To do:
Where does the string "Open" appear in the records? Copy every line that contains it.

(Dataset items)
^^^^^^^^

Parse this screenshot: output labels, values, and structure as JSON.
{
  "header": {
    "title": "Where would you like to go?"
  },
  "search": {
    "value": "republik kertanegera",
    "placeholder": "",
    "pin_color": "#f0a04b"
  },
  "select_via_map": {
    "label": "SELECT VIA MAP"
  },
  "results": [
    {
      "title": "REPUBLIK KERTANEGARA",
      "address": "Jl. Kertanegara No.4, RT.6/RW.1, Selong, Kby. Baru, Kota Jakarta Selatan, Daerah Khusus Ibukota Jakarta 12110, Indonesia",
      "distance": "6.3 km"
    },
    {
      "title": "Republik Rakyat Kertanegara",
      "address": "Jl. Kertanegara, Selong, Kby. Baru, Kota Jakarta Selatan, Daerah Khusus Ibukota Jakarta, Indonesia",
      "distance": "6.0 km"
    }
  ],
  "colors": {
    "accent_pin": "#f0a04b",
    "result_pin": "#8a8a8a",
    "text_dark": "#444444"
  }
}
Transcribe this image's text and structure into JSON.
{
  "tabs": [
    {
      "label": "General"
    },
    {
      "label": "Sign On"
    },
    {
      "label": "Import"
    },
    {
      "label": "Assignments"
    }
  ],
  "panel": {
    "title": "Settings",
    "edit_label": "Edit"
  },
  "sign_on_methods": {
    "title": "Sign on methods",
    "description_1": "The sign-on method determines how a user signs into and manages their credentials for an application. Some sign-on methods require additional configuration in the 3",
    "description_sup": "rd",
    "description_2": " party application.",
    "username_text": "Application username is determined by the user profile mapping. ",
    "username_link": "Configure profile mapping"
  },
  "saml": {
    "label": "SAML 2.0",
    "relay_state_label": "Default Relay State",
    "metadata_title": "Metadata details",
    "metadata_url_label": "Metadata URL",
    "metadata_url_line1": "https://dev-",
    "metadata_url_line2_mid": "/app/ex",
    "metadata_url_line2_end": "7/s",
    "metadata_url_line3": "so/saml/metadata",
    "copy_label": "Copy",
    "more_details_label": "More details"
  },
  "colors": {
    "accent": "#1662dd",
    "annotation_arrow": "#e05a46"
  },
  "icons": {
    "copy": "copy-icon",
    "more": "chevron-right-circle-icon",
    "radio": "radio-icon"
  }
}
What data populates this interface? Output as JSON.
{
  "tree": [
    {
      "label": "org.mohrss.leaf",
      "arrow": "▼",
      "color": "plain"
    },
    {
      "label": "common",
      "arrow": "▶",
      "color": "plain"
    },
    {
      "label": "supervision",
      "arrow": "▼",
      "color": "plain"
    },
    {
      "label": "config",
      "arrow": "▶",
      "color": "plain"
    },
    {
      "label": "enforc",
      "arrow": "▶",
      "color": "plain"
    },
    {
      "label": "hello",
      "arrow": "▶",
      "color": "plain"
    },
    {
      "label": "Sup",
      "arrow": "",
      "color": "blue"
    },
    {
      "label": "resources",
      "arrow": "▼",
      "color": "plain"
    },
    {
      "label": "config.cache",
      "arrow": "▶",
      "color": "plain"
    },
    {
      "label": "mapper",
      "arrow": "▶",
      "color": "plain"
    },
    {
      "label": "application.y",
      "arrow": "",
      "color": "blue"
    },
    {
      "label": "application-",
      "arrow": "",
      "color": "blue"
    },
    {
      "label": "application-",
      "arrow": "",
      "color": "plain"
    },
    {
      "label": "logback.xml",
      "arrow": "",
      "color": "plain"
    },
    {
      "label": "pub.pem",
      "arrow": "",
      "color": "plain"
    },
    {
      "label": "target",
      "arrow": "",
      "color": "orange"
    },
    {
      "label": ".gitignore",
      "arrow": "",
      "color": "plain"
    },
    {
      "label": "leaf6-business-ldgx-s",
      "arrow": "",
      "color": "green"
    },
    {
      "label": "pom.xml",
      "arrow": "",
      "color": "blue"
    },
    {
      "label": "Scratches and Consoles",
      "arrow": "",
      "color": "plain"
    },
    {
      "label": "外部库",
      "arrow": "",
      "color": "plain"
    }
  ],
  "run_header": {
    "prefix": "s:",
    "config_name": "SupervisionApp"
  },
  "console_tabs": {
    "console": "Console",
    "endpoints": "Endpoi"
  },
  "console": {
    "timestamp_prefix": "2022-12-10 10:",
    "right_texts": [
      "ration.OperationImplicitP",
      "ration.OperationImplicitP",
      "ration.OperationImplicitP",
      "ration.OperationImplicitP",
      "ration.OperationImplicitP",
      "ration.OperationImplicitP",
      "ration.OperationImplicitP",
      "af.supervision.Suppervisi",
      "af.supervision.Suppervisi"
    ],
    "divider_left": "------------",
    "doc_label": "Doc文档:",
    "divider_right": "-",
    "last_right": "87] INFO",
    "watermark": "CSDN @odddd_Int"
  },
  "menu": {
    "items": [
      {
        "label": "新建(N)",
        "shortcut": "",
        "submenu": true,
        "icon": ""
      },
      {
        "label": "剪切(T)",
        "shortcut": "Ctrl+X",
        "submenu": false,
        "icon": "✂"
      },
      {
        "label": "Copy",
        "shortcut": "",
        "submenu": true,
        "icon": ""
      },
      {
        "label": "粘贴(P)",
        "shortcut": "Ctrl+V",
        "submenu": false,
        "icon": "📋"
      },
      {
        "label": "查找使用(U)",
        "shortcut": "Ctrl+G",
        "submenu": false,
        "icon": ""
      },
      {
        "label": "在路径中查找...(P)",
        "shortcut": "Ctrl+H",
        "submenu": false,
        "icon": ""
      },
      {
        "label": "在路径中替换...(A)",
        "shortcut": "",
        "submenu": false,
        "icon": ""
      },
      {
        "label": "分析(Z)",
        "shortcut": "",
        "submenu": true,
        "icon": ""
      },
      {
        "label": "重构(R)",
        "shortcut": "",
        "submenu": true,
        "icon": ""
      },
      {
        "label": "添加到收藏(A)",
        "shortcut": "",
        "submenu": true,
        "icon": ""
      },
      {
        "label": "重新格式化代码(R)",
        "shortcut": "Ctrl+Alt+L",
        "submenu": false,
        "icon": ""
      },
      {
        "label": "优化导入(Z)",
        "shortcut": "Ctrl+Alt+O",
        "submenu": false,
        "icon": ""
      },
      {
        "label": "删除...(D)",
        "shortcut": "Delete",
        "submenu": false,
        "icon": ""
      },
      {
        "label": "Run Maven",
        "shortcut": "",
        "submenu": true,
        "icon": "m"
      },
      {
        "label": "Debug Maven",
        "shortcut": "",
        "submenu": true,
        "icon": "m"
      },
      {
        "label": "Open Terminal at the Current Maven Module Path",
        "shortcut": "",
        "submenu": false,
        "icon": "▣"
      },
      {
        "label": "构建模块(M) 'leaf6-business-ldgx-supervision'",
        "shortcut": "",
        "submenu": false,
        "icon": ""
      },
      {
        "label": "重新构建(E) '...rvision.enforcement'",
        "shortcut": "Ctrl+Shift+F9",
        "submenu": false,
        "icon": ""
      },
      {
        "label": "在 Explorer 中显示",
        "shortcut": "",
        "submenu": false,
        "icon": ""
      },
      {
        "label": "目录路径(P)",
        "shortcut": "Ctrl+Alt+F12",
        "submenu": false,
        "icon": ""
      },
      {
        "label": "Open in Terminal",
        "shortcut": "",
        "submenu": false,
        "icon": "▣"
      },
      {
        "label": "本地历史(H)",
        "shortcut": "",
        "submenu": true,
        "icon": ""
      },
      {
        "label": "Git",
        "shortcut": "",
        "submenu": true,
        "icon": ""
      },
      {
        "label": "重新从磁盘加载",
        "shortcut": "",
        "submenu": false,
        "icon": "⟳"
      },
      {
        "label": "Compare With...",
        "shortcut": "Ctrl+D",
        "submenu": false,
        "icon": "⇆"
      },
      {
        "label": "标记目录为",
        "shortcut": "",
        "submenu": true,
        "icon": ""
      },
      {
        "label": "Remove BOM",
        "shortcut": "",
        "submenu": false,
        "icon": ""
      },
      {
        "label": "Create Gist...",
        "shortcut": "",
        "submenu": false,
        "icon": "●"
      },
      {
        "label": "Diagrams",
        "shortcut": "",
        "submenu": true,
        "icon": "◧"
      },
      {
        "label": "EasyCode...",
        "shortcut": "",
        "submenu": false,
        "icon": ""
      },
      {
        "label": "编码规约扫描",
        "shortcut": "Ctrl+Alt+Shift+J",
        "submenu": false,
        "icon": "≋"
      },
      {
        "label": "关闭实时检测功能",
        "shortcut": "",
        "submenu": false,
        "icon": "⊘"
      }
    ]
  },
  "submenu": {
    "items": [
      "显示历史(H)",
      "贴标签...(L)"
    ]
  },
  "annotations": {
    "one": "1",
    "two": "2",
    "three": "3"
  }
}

^^^^^^^^

The reply:
        "label": "Open Terminal at the Current Maven Module Path",
        "label": "Open in Terminal",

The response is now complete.